• [Material for this task]:

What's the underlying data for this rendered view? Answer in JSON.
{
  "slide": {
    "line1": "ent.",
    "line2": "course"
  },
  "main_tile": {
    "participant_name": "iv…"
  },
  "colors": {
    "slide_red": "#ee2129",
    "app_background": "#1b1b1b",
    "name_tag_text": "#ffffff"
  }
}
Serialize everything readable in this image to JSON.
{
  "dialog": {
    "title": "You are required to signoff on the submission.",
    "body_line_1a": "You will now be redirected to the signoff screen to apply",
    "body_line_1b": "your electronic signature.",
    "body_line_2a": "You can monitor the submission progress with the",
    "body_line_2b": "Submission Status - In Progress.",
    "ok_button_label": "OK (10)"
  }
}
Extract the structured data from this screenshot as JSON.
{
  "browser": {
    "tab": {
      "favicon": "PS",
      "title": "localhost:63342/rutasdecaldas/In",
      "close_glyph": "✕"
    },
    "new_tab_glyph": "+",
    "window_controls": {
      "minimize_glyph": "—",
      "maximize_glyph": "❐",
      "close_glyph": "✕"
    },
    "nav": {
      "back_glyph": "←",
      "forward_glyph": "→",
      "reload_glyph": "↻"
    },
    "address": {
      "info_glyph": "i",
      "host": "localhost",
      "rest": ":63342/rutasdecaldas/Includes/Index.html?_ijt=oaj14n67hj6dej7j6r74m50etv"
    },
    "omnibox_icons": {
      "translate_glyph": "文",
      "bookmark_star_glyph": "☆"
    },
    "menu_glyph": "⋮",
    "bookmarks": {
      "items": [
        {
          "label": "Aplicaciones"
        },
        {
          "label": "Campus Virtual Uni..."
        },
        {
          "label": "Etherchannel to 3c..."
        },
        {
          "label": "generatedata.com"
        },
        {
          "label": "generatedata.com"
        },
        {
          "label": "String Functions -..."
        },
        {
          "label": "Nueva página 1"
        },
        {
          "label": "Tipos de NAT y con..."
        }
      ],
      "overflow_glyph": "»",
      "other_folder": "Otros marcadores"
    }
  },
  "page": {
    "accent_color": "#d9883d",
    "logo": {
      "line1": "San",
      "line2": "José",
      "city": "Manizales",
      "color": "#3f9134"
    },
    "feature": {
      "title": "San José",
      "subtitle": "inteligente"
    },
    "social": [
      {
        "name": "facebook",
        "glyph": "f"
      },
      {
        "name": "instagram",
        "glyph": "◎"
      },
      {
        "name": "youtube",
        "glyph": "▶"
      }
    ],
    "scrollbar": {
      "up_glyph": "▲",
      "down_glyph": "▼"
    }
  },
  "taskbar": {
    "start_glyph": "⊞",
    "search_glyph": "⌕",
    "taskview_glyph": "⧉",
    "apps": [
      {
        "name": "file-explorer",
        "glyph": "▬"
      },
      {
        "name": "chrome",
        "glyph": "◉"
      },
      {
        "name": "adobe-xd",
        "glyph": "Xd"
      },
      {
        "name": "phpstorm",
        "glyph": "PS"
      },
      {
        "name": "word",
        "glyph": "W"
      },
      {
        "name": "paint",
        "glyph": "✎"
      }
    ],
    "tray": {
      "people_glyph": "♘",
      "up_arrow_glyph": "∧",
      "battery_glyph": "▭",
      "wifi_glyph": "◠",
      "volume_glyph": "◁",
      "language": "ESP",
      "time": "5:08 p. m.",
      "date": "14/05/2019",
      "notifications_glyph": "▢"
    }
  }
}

• [Given instruction]:
Go through the listing above and return every line where the word "JSON" occurs.

• [Answer to this problem]:
What's the underlying data for this rendered view? Answer in JSON.
Serialize everything readable in this image to JSON.
Extract the structured data from this screenshot as JSON.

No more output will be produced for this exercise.